Records:
**********

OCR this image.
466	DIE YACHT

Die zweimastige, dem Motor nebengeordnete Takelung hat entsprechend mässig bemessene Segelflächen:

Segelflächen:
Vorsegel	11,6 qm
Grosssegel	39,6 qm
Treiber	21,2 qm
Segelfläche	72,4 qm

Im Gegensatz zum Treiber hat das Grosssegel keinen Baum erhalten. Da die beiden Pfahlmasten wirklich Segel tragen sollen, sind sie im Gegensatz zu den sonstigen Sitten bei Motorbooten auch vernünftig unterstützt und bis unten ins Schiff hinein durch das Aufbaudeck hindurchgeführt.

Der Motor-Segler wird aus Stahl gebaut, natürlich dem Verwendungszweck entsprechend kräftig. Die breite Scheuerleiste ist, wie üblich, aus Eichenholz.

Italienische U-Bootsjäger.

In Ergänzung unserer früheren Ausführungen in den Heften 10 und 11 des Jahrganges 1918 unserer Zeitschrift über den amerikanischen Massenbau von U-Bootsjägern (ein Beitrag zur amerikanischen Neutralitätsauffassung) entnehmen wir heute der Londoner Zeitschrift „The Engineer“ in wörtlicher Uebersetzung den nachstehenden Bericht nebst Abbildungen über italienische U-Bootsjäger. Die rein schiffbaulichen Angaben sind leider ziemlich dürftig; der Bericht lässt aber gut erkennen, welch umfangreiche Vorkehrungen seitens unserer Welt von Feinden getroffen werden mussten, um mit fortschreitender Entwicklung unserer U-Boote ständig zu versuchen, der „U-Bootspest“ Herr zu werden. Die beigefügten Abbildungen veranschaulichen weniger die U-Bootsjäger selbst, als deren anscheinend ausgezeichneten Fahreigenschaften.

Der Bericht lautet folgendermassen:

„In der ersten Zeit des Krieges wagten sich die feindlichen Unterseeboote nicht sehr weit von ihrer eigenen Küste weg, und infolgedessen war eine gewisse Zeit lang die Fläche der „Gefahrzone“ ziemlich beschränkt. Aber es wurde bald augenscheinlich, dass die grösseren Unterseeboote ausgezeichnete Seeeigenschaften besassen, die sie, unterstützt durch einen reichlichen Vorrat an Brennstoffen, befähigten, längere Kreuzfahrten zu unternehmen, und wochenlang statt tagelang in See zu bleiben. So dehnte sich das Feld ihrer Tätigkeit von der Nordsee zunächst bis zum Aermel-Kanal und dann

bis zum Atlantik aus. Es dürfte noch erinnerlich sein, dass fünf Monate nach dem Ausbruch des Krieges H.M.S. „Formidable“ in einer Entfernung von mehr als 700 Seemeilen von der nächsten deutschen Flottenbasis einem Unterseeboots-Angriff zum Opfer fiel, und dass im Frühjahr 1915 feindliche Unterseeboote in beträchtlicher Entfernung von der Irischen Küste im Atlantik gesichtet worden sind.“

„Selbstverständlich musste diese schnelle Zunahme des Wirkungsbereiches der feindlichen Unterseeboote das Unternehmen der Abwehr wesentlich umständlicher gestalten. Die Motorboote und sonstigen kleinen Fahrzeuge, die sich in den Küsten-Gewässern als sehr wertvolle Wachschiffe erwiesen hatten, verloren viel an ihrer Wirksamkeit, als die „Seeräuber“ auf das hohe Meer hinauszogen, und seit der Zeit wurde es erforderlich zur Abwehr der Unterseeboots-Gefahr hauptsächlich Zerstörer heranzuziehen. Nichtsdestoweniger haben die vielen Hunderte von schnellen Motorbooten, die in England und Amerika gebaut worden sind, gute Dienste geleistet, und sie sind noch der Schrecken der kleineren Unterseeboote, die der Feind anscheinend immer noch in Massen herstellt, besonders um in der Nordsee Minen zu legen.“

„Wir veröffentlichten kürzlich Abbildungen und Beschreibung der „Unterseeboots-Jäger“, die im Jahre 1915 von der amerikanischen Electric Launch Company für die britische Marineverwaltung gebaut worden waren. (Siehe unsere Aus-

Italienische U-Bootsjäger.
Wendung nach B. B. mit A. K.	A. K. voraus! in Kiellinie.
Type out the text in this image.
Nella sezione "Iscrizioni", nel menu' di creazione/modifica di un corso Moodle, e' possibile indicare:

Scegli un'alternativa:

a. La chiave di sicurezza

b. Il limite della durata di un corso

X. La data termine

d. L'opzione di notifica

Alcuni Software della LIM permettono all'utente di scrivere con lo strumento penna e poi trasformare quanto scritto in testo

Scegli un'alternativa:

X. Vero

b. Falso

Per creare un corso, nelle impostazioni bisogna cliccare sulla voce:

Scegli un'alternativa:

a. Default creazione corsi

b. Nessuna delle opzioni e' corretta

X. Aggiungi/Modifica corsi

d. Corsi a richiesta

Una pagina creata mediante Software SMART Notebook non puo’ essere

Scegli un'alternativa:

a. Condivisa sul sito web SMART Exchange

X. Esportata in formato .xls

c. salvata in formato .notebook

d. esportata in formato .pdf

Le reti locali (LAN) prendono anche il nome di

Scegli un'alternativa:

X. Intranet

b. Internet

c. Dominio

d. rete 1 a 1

**********

• Given instruction: Search the data above for the string "Krieges" and return every line that has it.

• Completed task:
„In der ersten Zeit des Krieges wagten sich die feindlichen Unterseeboote nicht sehr weit von ihrer eigenen Küste weg, und infolgedessen war eine gewisse Zeit lang die Fläche der „Gefahrzone“ ziemlich beschränkt. Aber es wurde bald augenscheinlich, dass die grösseren Unterseeboote ausgezeichnete Seeeigenschaften besassen, die sie, unterstützt durch einen reichlichen Vorrat an Brennstoffen, befähigten, längere Kreuzfahrten zu unternehmen, und wochenlang statt tagelang in See zu bleiben. So dehnte sich das Feld ihrer Tätigkeit von der Nordsee zunächst bis zum Aermel-Kanal und dann
bis zum Atlantik aus. Es dürfte noch erinnerlich sein, dass fünf Monate nach dem Ausbruch des Krieges H.M.S. „Formidable“ in einer Entfernung von mehr als 700 Seemeilen von der nächsten deutschen Flottenbasis einem Unterseeboots-Angriff zum Opfer fiel, und dass im Frühjahr 1915 feindliche Unterseeboote in beträchtlicher Entfernung von der Irischen Küste im Atlantik gesichtet worden sind.“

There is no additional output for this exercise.